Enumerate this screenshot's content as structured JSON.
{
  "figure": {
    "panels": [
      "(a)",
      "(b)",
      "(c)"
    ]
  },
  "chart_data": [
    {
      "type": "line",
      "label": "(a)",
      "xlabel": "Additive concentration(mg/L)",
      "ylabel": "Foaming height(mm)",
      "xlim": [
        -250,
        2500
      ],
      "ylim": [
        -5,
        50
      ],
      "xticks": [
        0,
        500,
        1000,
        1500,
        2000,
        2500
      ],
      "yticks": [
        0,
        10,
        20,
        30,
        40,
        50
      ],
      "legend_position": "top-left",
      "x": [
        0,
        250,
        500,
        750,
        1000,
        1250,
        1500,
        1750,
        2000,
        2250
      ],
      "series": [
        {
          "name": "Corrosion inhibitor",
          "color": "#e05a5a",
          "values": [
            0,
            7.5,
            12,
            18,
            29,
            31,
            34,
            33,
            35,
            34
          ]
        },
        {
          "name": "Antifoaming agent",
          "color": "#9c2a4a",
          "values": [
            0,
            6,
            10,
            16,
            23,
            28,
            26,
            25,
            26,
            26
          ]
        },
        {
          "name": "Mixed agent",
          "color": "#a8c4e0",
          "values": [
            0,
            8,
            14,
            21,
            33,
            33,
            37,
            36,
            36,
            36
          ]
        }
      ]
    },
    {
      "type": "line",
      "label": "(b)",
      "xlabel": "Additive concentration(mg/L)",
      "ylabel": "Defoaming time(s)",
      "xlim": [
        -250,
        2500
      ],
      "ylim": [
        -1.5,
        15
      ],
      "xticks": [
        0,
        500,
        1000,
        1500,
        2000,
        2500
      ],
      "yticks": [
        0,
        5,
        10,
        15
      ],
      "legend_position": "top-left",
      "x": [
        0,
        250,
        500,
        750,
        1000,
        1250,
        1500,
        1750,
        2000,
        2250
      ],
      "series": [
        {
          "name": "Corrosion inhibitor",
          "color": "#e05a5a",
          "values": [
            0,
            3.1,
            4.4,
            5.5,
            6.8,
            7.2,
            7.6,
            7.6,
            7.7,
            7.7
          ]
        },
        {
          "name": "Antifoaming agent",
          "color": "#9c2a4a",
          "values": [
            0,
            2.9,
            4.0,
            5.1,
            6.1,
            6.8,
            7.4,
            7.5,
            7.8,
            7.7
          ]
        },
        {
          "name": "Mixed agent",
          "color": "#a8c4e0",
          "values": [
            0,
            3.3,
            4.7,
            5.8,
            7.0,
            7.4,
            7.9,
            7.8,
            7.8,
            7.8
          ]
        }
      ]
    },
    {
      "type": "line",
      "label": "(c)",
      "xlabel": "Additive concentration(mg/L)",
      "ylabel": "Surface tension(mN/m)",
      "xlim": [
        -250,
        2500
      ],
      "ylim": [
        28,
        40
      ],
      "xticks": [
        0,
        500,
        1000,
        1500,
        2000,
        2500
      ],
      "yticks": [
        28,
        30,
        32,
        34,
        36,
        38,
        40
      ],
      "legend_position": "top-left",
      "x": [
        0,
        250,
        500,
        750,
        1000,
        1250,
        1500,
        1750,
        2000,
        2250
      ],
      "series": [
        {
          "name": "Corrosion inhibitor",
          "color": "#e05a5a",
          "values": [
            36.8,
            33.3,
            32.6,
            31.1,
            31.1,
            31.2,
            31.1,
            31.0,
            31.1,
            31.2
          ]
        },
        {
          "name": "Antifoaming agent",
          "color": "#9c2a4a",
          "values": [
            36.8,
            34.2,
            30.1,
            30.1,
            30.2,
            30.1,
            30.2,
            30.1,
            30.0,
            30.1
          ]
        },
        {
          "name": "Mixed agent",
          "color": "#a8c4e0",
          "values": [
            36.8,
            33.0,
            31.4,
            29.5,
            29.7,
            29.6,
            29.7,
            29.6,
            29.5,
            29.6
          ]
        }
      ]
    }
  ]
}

+++++

Every line of the material must be returned exactly as it appears.

Enumerate this screenshot's content as structured JSON.
{
  "figure": {
    "panels": [
      "(a)",
      "(b)",
      "(c)"
    ]
  },
  "chart_data": [
    {
      "type": "line",
      "label": "(a)",
      "xlabel": "Additive concentration(mg/L)",
      "ylabel": "Foaming height(mm)",
      "xlim": [
        -250,
        2500
      ],
      "ylim": [
        -5,
        50
      ],
      "xticks": [
        0,
        500,
        1000,
        1500,
        2000,
        2500
      ],
      "yticks": [
        0,
        10,
        20,
        30,
        40,
        50
      ],
      "legend_position": "top-left",
      "x": [
        0,
        250,
        500,
        750,
        1000,
        1250,
        1500,
        1750,
        2000,
        2250
      ],
      "series": [
        {
          "name": "Corrosion inhibitor",
          "color": "#e05a5a",
          "values": [
            0,
            7.5,
            12,
            18,
            29,
            31,
            34,
            33,
            35,
            34
          ]
        },
        {
          "name": "Antifoaming agent",
          "color": "#9c2a4a",
          "values": [
            0,
            6,
            10,
            16,
            23,
            28,
            26,
            25,
            26,
            26
          ]
        },
        {
          "name": "Mixed agent",
          "color": "#a8c4e0",
          "values": [
            0,
            8,
            14,
            21,
            33,
            33,
            37,
            36,
            36,
            36
          ]
        }
      ]
    },
    {
      "type": "line",
      "label": "(b)",
      "xlabel": "Additive concentration(mg/L)",
      "ylabel": "Defoaming time(s)",
      "xlim": [
        -250,
        2500
      ],
      "ylim": [
        -1.5,
        15
      ],
      "xticks": [
        0,
        500,
        1000,
        1500,
        2000,
        2500
      ],
      "yticks": [
        0,
        5,
        10,
        15
      ],
      "legend_position": "top-left",
      "x": [
        0,
        250,
        500,
        750,
        1000,
        1250,
        1500,
        1750,
        2000,
        2250
      ],
      "series": [
        {
          "name": "Corrosion inhibitor",
          "color": "#e05a5a",
          "values": [
            0,
            3.1,
            4.4,
            5.5,
            6.8,
            7.2,
            7.6,
            7.6,
            7.7,
            7.7
          ]
        },
        {
          "name": "Antifoaming agent",
          "color": "#9c2a4a",
          "values": [
            0,
            2.9,
            4.0,
            5.1,
            6.1,
            6.8,
            7.4,
            7.5,
            7.8,
            7.7
          ]
        },
        {
          "name": "Mixed agent",
          "color": "#a8c4e0",
          "values": [
            0,
            3.3,
            4.7,
            5.8,
            7.0,
            7.4,
            7.9,
            7.8,
            7.8,
            7.8
          ]
        }
      ]
    },
    {
      "type": "line",
      "label": "(c)",
      "xlabel": "Additive concentration(mg/L)",
      "ylabel": "Surface tension(mN/m)",
      "xlim": [
        -250,
        2500
      ],
      "ylim": [
        28,
        40
      ],
      "xticks": [
        0,
        500,
        1000,
        1500,
        2000,
        2500
      ],
      "yticks": [
        28,
        30,
        32,
        34,
        36,
        38,
        40
      ],
      "legend_position": "top-left",
      "x": [
        0,
        250,
        500,
        750,
        1000,
        1250,
        1500,
        1750,
        2000,
        2250
      ],
      "series": [
        {
          "name": "Corrosion inhibitor",
          "color": "#e05a5a",
          "values": [
            36.8,
            33.3,
            32.6,
            31.1,
            31.1,
            31.2,
            31.1,
            31.0,
            31.1,
            31.2
          ]
        },
        {
          "name": "Antifoaming agent",
          "color": "#9c2a4a",
          "values": [
            36.8,
            34.2,
            30.1,
            30.1,
            30.2,
            30.1,
            30.2,
            30.1,
            30.0,
            30.1
          ]
        },
        {
          "name": "Mixed agent",
          "color": "#a8c4e0",
          "values": [
            36.8,
            33.0,
            31.4,
            29.5,
            29.7,
            29.6,
            29.7,
            29.6,
            29.5,
            29.6
          ]
        }
      ]
    }
  ]
}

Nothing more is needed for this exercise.